**TASK**
Reproduce every entry below precisely. Pictures are excluded from the copy.

○ ○ ○ ○

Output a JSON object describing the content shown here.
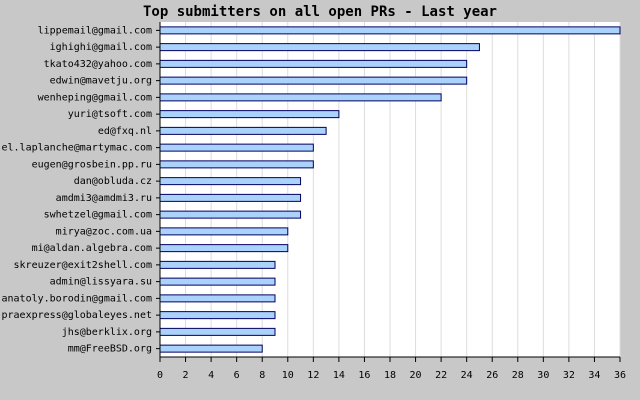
{
  "chart_data": {
    "type": "barh",
    "title": "Top submitters on all open PRs - Last year",
    "categories": [
      "lippemail@gmail.com",
      "ighighi@gmail.com",
      "tkato432@yahoo.com",
      "edwin@mavetju.org",
      "wenheping@gmail.com",
      "yuri@tsoft.com",
      "ed@fxq.nl",
      "el.laplanche@martymac.com",
      "eugen@grosbein.pp.ru",
      "dan@obluda.cz",
      "amdmi3@amdmi3.ru",
      "swhetzel@gmail.com",
      "mirya@zoc.com.ua",
      "mi@aldan.algebra.com",
      "skreuzer@exit2shell.com",
      "admin@lissyara.su",
      "anatoly.borodin@gmail.com",
      "praexpress@globaleyes.net",
      "jhs@berklix.org",
      "mm@FreeBSD.org"
    ],
    "values": [
      36,
      25,
      24,
      24,
      22,
      14,
      13,
      12,
      12,
      11,
      11,
      11,
      10,
      10,
      9,
      9,
      9,
      9,
      9,
      8
    ],
    "color": "#aad2fa",
    "xlim": [
      0,
      36
    ],
    "xticks": [
      0,
      2,
      4,
      6,
      8,
      10,
      12,
      14,
      16,
      18,
      20,
      22,
      24,
      26,
      28,
      30,
      32,
      34,
      36
    ],
    "grid": true
  }
}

○ ○ ○ ○

**WRITTEN RESPONSE**
Output a JSON object describing the content shown here.
{
  "chart_data": {
    "type": "barh",
    "title": "Top submitters on all open PRs - Last year",
    "categories": [
      "lippemail@gmail.com",
      "ighighi@gmail.com",
      "tkato432@yahoo.com",
      "edwin@mavetju.org",
      "wenheping@gmail.com",
      "yuri@tsoft.com",
      "ed@fxq.nl",
      "el.laplanche@martymac.com",
      "eugen@grosbein.pp.ru",
      "dan@obluda.cz",
      "amdmi3@amdmi3.ru",
      "swhetzel@gmail.com",
      "mirya@zoc.com.ua",
      "mi@aldan.algebra.com",
      "skreuzer@exit2shell.com",
      "admin@lissyara.su",
      "anatoly.borodin@gmail.com",
      "praexpress@globaleyes.net",
      "jhs@berklix.org",
      "mm@FreeBSD.org"
    ],
    "values": [
      36,
      25,
      24,
      24,
      22,
      14,
      13,
      12,
      12,
      11,
      11,
      11,
      10,
      10,
      9,
      9,
      9,
      9,
      9,
      8
    ],
    "color": "#aad2fa",
    "xlim": [
      0,
      36
    ],
    "xticks": [
      0,
      2,
      4,
      6,
      8,
      10,
      12,
      14,
      16,
      18,
      20,
      22,
      24,
      26,
      28,
      30,
      32,
      34,
      36
    ],
    "grid": true
  }
}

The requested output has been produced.